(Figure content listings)
▼
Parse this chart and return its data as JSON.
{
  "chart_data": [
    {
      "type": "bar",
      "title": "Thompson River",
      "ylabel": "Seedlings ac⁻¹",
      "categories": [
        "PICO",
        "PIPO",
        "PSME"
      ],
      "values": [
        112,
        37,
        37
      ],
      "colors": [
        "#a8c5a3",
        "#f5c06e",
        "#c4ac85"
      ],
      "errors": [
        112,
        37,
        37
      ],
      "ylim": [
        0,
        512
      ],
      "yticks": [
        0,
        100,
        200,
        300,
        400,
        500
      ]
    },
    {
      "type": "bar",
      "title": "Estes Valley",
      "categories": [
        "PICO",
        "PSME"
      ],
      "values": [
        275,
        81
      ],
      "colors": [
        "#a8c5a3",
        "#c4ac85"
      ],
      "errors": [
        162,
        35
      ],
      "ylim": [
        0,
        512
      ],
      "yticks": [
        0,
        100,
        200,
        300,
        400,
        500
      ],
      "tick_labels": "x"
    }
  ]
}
▲
● Exercise
Write the entire listing out again, word for word.

● Solution to the exercise
Parse this chart and return its data as JSON.
{
  "chart_data": [
    {
      "type": "bar",
      "title": "Thompson River",
      "ylabel": "Seedlings ac⁻¹",
      "categories": [
        "PICO",
        "PIPO",
        "PSME"
      ],
      "values": [
        112,
        37,
        37
      ],
      "colors": [
        "#a8c5a3",
        "#f5c06e",
        "#c4ac85"
      ],
      "errors": [
        112,
        37,
        37
      ],
      "ylim": [
        0,
        512
      ],
      "yticks": [
        0,
        100,
        200,
        300,
        400,
        500
      ]
    },
    {
      "type": "bar",
      "title": "Estes Valley",
      "categories": [
        "PICO",
        "PSME"
      ],
      "values": [
        275,
        81
      ],
      "colors": [
        "#a8c5a3",
        "#c4ac85"
      ],
      "errors": [
        162,
        35
      ],
      "ylim": [
        0,
        512
      ],
      "yticks": [
        0,
        100,
        200,
        300,
        400,
        500
      ],
      "tick_labels": "x"
    }
  ]
}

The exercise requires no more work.